__Requirement__:
Pull each line holding "schedule" out of the entries below.
----------------------------------------
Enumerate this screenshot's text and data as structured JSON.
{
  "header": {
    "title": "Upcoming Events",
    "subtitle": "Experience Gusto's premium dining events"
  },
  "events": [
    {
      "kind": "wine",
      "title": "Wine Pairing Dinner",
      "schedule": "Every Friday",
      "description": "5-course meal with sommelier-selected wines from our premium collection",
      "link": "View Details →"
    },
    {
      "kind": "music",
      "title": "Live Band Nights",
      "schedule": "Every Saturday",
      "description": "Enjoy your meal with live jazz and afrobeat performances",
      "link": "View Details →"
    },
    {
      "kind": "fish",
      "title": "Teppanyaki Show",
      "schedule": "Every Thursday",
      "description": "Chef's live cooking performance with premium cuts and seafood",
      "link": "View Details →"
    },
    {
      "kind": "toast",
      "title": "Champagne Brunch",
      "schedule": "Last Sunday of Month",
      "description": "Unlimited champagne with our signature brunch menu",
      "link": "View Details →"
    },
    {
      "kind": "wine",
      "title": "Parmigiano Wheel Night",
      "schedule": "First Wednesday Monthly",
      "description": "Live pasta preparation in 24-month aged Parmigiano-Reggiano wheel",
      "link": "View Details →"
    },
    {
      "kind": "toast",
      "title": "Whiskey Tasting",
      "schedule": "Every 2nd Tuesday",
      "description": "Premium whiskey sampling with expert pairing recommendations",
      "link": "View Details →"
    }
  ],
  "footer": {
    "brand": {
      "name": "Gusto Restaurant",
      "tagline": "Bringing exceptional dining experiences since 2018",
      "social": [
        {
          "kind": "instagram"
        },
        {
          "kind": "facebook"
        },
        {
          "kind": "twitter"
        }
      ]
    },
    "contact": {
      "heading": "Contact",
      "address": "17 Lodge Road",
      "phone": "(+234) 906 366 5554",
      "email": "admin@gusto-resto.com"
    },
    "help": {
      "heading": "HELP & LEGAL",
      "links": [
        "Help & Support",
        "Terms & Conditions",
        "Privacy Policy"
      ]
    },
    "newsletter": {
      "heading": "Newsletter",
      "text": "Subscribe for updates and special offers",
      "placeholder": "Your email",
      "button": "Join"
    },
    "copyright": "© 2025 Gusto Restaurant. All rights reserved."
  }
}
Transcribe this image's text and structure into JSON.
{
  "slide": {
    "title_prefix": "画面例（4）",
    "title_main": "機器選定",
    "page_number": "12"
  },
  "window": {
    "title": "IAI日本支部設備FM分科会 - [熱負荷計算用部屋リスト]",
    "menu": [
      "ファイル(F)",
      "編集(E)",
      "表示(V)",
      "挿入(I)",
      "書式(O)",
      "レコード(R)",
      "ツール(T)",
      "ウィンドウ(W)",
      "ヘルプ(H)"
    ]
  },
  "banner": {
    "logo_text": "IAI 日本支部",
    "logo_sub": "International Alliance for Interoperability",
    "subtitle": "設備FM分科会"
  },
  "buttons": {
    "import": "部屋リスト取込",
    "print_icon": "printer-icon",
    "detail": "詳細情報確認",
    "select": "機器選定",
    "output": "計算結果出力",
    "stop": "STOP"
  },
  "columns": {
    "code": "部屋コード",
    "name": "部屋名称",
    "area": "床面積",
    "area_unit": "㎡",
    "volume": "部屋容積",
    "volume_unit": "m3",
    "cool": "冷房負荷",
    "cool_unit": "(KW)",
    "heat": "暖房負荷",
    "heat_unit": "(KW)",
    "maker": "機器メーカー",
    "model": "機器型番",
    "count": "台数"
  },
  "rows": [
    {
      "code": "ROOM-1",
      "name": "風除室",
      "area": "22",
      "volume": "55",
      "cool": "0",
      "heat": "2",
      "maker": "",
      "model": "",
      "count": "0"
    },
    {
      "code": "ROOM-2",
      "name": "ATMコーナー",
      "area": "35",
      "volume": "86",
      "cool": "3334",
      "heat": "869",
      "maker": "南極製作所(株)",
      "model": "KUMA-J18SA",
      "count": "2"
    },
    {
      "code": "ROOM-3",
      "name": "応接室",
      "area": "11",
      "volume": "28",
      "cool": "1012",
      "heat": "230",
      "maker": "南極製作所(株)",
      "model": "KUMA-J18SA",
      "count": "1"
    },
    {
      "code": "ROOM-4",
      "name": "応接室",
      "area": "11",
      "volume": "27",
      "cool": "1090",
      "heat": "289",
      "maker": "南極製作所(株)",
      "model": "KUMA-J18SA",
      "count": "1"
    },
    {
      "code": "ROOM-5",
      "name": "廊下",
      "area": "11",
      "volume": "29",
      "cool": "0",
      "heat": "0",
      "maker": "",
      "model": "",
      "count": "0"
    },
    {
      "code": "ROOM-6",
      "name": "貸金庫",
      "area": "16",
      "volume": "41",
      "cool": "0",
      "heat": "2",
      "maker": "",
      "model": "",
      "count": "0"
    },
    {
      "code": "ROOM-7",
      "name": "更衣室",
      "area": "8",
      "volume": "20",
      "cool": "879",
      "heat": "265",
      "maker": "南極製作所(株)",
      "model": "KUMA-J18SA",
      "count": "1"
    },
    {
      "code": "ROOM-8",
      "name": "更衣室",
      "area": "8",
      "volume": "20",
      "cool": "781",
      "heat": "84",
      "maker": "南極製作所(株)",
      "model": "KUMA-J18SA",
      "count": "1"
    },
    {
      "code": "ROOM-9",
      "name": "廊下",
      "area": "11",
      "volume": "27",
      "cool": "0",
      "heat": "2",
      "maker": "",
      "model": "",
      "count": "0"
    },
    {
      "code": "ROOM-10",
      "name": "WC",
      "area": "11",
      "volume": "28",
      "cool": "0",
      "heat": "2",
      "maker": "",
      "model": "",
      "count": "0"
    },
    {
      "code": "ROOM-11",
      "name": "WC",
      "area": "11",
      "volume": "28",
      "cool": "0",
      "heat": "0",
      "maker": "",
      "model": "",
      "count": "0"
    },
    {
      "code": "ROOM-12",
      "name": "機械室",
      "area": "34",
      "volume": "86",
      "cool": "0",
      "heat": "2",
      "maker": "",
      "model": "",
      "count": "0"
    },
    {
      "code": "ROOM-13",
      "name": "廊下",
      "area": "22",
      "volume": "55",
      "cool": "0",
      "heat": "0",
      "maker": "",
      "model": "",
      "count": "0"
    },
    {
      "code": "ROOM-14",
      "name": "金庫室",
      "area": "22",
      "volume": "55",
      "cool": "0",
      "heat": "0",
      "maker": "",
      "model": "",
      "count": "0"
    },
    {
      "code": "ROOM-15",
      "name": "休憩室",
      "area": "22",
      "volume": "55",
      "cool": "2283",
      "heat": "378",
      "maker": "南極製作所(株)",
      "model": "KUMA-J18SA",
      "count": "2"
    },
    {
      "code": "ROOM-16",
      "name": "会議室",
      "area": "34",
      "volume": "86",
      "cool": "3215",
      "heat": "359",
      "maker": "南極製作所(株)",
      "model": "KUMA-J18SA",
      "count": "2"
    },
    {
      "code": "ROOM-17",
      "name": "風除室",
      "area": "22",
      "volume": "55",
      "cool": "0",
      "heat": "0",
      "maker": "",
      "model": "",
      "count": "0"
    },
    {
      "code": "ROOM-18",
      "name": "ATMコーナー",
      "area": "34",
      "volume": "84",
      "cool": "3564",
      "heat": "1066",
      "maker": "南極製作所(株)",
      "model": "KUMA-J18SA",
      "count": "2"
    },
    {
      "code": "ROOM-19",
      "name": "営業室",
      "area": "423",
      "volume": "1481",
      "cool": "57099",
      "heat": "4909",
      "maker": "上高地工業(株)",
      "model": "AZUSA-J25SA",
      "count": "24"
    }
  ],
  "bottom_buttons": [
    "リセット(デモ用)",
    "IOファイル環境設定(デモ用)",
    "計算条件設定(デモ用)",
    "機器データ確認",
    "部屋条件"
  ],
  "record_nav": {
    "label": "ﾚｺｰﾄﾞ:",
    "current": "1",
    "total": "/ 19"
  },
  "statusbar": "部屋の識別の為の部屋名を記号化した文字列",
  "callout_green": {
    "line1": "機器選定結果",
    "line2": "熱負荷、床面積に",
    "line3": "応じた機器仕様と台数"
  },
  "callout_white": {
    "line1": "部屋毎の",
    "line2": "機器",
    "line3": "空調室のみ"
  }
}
----------------------------------------
__Response to this exercise__:
      "schedule": "Every Friday",
      "schedule": "Every Saturday",
      "schedule": "Every Thursday",
      "schedule": "Last Sunday of Month",
      "schedule": "First Wednesday Monthly",
      "schedule": "Every 2nd Tuesday",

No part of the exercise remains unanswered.